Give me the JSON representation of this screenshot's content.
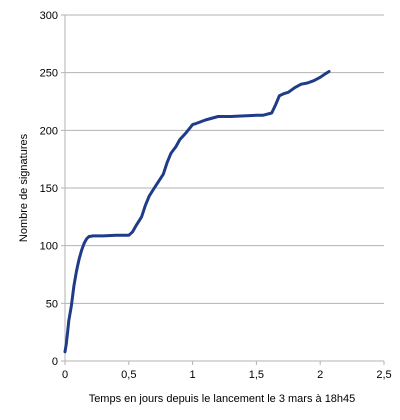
{
  "chart_data": {
    "type": "line",
    "title": "",
    "xlabel": "Temps en jours depuis le lancement le 3 mars à 18h45",
    "ylabel": "Nombre de signatures",
    "xlim": [
      0,
      2.5
    ],
    "ylim": [
      0,
      300
    ],
    "x_ticks": [
      "0",
      "0,5",
      "1",
      "1,5",
      "2",
      "2,5"
    ],
    "y_ticks": [
      "0",
      "50",
      "100",
      "150",
      "200",
      "250",
      "300"
    ],
    "x_tick_values": [
      0,
      0.5,
      1,
      1.5,
      2,
      2.5
    ],
    "y_tick_values": [
      0,
      50,
      100,
      150,
      200,
      250,
      300
    ],
    "grid": "horizontal",
    "legend": "none",
    "series": [
      {
        "color": "#1f3c88",
        "x": [
          0.0,
          0.01,
          0.02,
          0.03,
          0.05,
          0.07,
          0.09,
          0.11,
          0.13,
          0.15,
          0.17,
          0.19,
          0.2,
          0.22,
          0.25,
          0.3,
          0.4,
          0.5,
          0.53,
          0.56,
          0.6,
          0.63,
          0.66,
          0.7,
          0.73,
          0.77,
          0.8,
          0.83,
          0.87,
          0.9,
          0.95,
          1.0,
          1.03,
          1.1,
          1.2,
          1.3,
          1.4,
          1.5,
          1.55,
          1.62,
          1.65,
          1.68,
          1.72,
          1.75,
          1.8,
          1.85,
          1.9,
          1.95,
          2.0,
          2.04,
          2.07
        ],
        "values": [
          8,
          15,
          25,
          35,
          48,
          65,
          78,
          88,
          96,
          102,
          106,
          108,
          108,
          108.5,
          108.5,
          108.5,
          109,
          109,
          112,
          118,
          125,
          135,
          143,
          150,
          155,
          162,
          172,
          180,
          186,
          192,
          198,
          205,
          206,
          209,
          212,
          212,
          212.5,
          213,
          213,
          215,
          222,
          230,
          232,
          233,
          237,
          240,
          241,
          243,
          246,
          249,
          251
        ]
      }
    ]
  }
}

=-=-=-=-=

**YOUR OBJECTIVE:** Leave the pictures out and reproduce all of the records exactly.

**ANSWER FOR THE TASK:**
Give me the JSON representation of this screenshot's content.
{
  "chart_data": {
    "type": "line",
    "title": "",
    "xlabel": "Temps en jours depuis le lancement le 3 mars à 18h45",
    "ylabel": "Nombre de signatures",
    "xlim": [
      0,
      2.5
    ],
    "ylim": [
      0,
      300
    ],
    "x_ticks": [
      "0",
      "0,5",
      "1",
      "1,5",
      "2",
      "2,5"
    ],
    "y_ticks": [
      "0",
      "50",
      "100",
      "150",
      "200",
      "250",
      "300"
    ],
    "x_tick_values": [
      0,
      0.5,
      1,
      1.5,
      2,
      2.5
    ],
    "y_tick_values": [
      0,
      50,
      100,
      150,
      200,
      250,
      300
    ],
    "grid": "horizontal",
    "legend": "none",
    "series": [
      {
        "color": "#1f3c88",
        "x": [
          0.0,
          0.01,
          0.02,
          0.03,
          0.05,
          0.07,
          0.09,
          0.11,
          0.13,
          0.15,
          0.17,
          0.19,
          0.2,
          0.22,
          0.25,
          0.3,
          0.4,
          0.5,
          0.53,
          0.56,
          0.6,
          0.63,
          0.66,
          0.7,
          0.73,
          0.77,
          0.8,
          0.83,
          0.87,
          0.9,
          0.95,
          1.0,
          1.03,
          1.1,
          1.2,
          1.3,
          1.4,
          1.5,
          1.55,
          1.62,
          1.65,
          1.68,
          1.72,
          1.75,
          1.8,
          1.85,
          1.9,
          1.95,
          2.0,
          2.04,
          2.07
        ],
        "values": [
          8,
          15,
          25,
          35,
          48,
          65,
          78,
          88,
          96,
          102,
          106,
          108,
          108,
          108.5,
          108.5,
          108.5,
          109,
          109,
          112,
          118,
          125,
          135,
          143,
          150,
          155,
          162,
          172,
          180,
          186,
          192,
          198,
          205,
          206,
          209,
          212,
          212,
          212.5,
          213,
          213,
          215,
          222,
          230,
          232,
          233,
          237,
          240,
          241,
          243,
          246,
          249,
          251
        ]
      }
    ]
  }
}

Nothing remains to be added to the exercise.